**Task objective:**
From the listing below, pick out each line with the word "document".

-- Information given start --

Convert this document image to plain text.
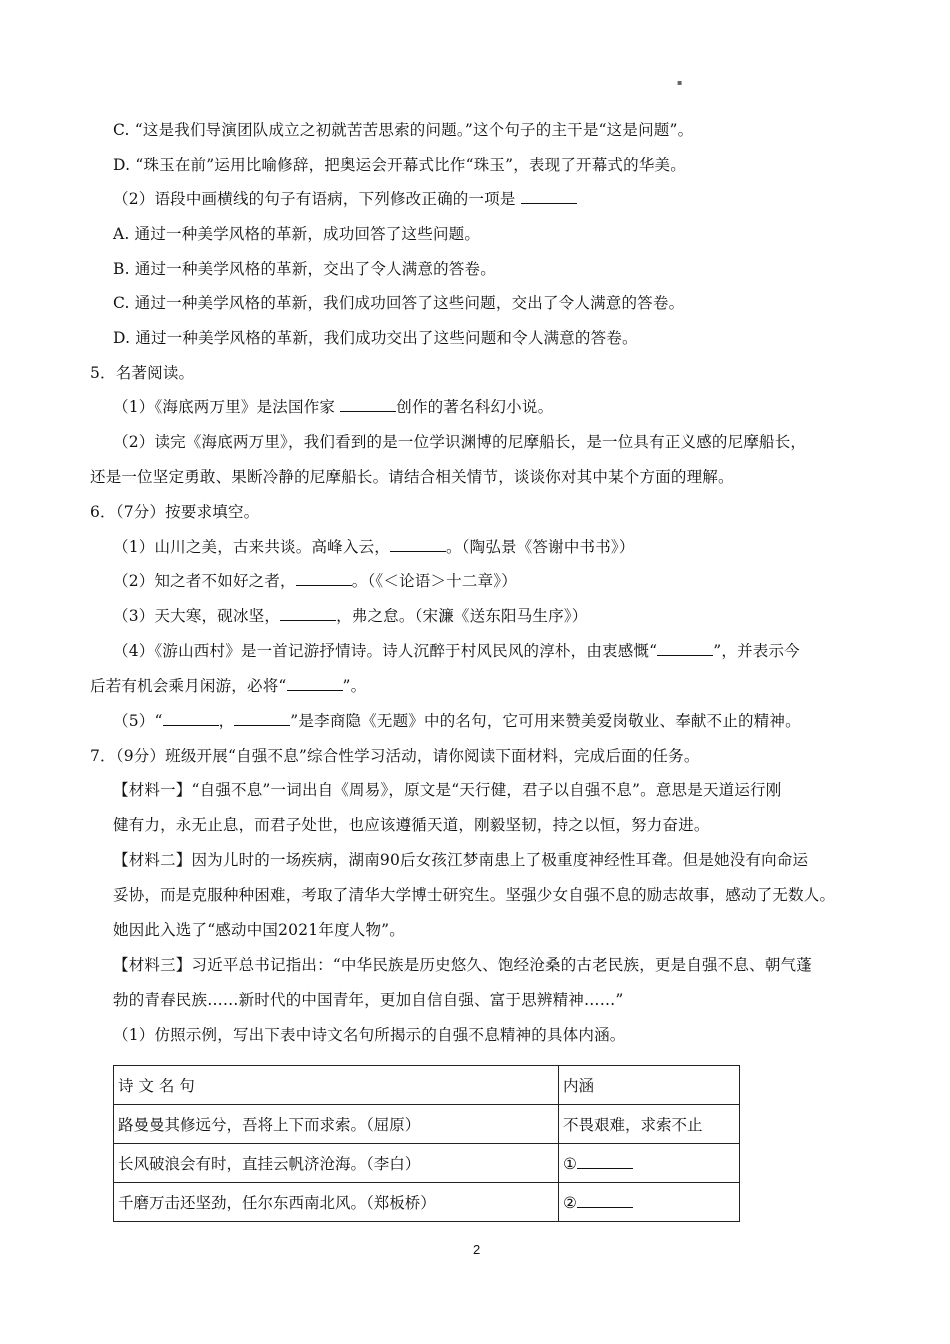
▪
C. “这是我们导演团队成立之初就苦苦思索的问题。”这个句子的主干是“这是问题”。
D. “珠玉在前”运用比喻修辞，把奥运会开幕式比作“珠玉”，表现了开幕式的华美。
（2）语段中画横线的句子有语病，下列修改正确的一项是
A. 通过一种美学风格的革新，成功回答了这些问题。
B. 通过一种美学风格的革新，交出了令人满意的答卷。
C. 通过一种美学风格的革新，我们成功回答了这些问题，交出了令人满意的答卷。
D. 通过一种美学风格的革新，我们成功交出了这些问题和令人满意的答卷。
5．名著阅读。
（1）《海底两万里》是法国作家	创作的著名科幻小说。
（2）读完《海底两万里》，我们看到的是一位学识渊博的尼摩船长，是一位具有正义感的尼摩船长，
还是一位坚定勇敢、果断冷静的尼摩船长。请结合相关情节，谈谈你对其中某个方面的理解。
6．（7分）按要求填空。
（1）山川之美，古来共谈。高峰入云，	。（陶弘景《答谢中书书》）
（2）知之者不如好之者，	。（《＜论语＞十二章》）
（3）天大寒，砚冰坚，	，弗之怠。（宋濂《送东阳马生序》）
（4）《游山西村》是一首记游抒情诗。诗人沉醉于村风民风的淳朴，由衷感慨“	”，并表示今
后若有机会乘月闲游，必将“	”。
（5）“	，	”是李商隐《无题》中的名句，它可用来赞美爱岗敬业、奉献不止的精神。
7．（9分）班级开展“自强不息”综合性学习活动，请你阅读下面材料，完成后面的任务。
【材料一】“自强不息”一词出自《周易》，原文是“天行健，君子以自强不息”。意思是天道运行刚
健有力，永无止息，而君子处世，也应该遵循天道，刚毅坚韧，持之以恒，努力奋进。
【材料二】因为儿时的一场疾病，湖南90后女孩江梦南患上了极重度神经性耳聋。但是她没有向命运
妥协，而是克服种种困难，考取了清华大学博士研究生。坚强少女自强不息的励志故事，感动了无数人。
她因此入选了“感动中国2021年度人物”。
【材料三】习近平总书记指出：“中华民族是历史悠久、饱经沧桑的古老民族，更是自强不息、朝气蓬
勃的青春民族……新时代的中国青年，更加自信自强、富于思辨精神……”
（1）仿照示例，写出下表中诗文名句所揭示的自强不息精神的具体内涵。
诗 文 名 句	内涵
路曼曼其修远兮，吾将上下而求索。（屈原）	不畏艰难，求索不止
长风破浪会有时，直挂云帆济沧海。（李白）	①
千磨万击还坚劲，任尔东西南北风。（郑板桥）	②
2
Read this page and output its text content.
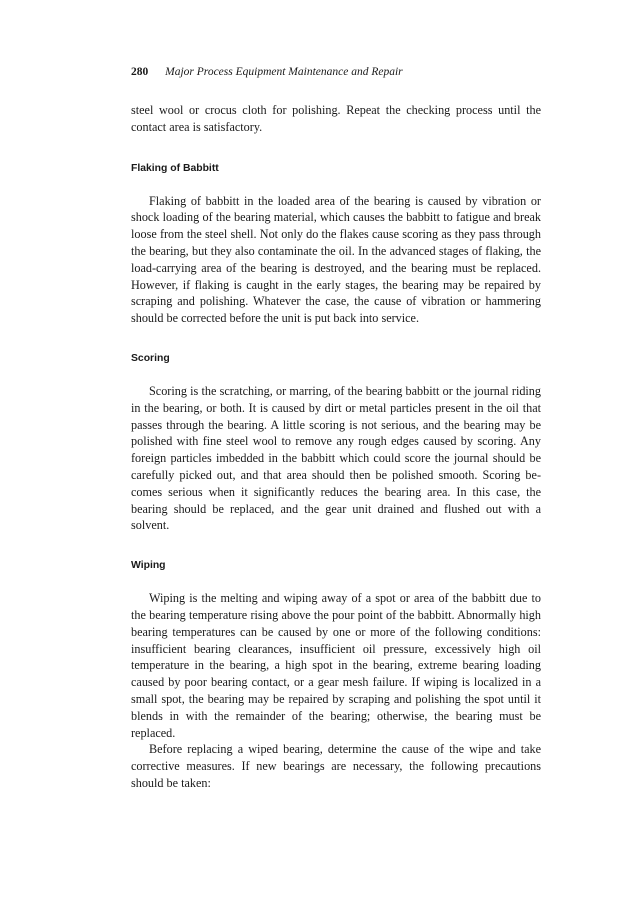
280 Major Process Equipment Maintenance and Repair

steel wool or crocus cloth for polishing. Repeat the checking process until the contact area is satisfactory.

Flaking of Babbitt

Flaking of babbitt in the loaded area of the bearing is caused by vibration or shock loading of the bearing material, which causes the babbitt to fatigue and break loose from the steel shell. Not only do the flakes cause scoring as they pass through the bearing, but they also contaminate the oil. In the advanced stages of flaking, the load-carrying area of the bearing is destroyed, and the bearing must be replaced. However, if flaking is caught in the early stages, the bearing may be repaired by scraping and polishing. Whatever the case, the cause of vibration or hammering should be corrected before the unit is put back into service.

Scoring

Scoring is the scratching, or marring, of the bearing babbitt or the journal riding in the bearing, or both. It is caused by dirt or metal particles present in the oil that passes through the bearing. A little scoring is not serious, and the bearing may be polished with fine steel wool to remove any rough edges caused by scoring. Any foreign particles imbedded in the babbitt which could score the journal should be carefully picked out, and that area should then be polished smooth. Scoring becomes serious when it significantly reduces the bearing area. In this case, the bearing should be replaced, and the gear unit drained and flushed out with a solvent.

Wiping

Wiping is the melting and wiping away of a spot or area of the babbitt due to the bearing temperature rising above the pour point of the babbitt. Abnormally high bearing temperatures can be caused by one or more of the following conditions: insufficient bearing clearances, insufficient oil pressure, excessively high oil temperature in the bearing, a high spot in the bearing, extreme bearing loading caused by poor bearing contact, or a gear mesh failure. If wiping is localized in a small spot, the bearing may be repaired by scraping and polishing the spot until it blends in with the remainder of the bearing; otherwise, the bearing must be replaced.

Before replacing a wiped bearing, determine the cause of the wipe and take corrective measures. If new bearings are necessary, the following precautions should be taken:
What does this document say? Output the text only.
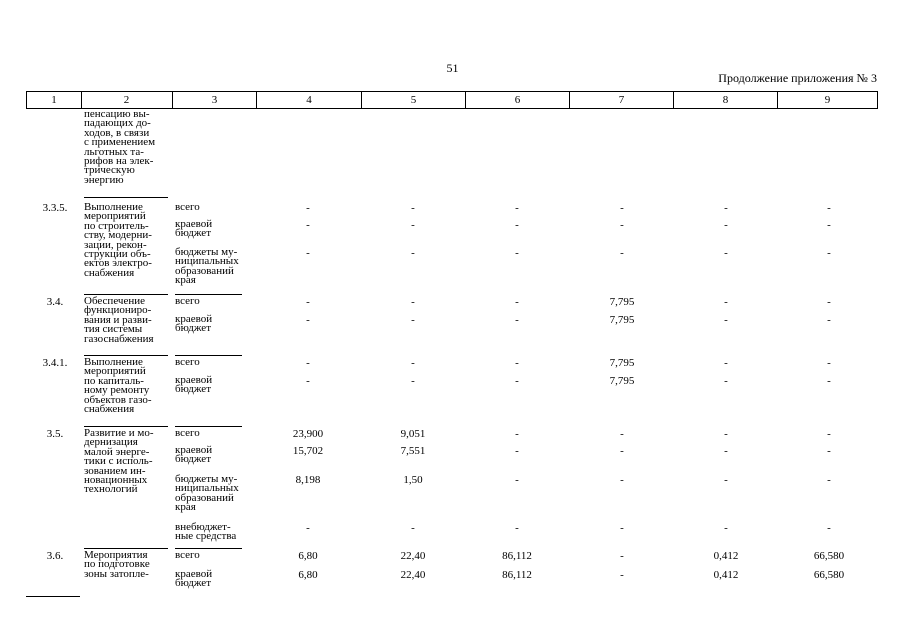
51
Продолжение приложения № 3
1	2	3	4	5	6	7	8	9
пенсацию вы-
падающих до-
ходов, в связи
с применением
льготных та-
рифов на элек-
трическую
энергию
3.3.5.	Выполнение
мероприятий
по строитель-
ству, модерни-
зации, рекон-
струкции объ-
ектов электро-
снабжения
всего	-	-	-	-	-	-
краевой
бюджет
-	-	-	-	-	-
бюджеты му-
ниципальных
образований
края
-	-	-	-	-	-
3.4.	Обеспечение
функциониро-
вания и разви-
тия системы
газоснабжения
всего	-	-	-	7,795	-	-
краевой
бюджет
-	-	-	7,795	-	-
3.4.1.	Выполнение
мероприятий
по капиталь-
ному ремонту
объектов газо-
снабжения
всего	-	-	-	7,795	-	-
краевой
бюджет
-	-	-	7,795	-	-
3.5.	Развитие и мо-
дернизация
малой энерге-
тики с исполь-
зованием ин-
новационных
технологий
всего	23,900	9,051	-	-	-	-
краевой
бюджет
15,702	7,551	-	-	-	-
бюджеты му-
ниципальных
образований
края
8,198	1,50	-	-	-	-
внебюджет-
ные средства
-	-	-	-	-	-
3.6.	Мероприятия
по подготовке
зоны затопле-
всего	6,80	22,40	86,112	-	0,412	66,580
краевой
бюджет
6,80	22,40	86,112	-	0,412	66,580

-- Information given end --

**Task response:**
Convert this document image to plain text.
What does this document say? Output the text only.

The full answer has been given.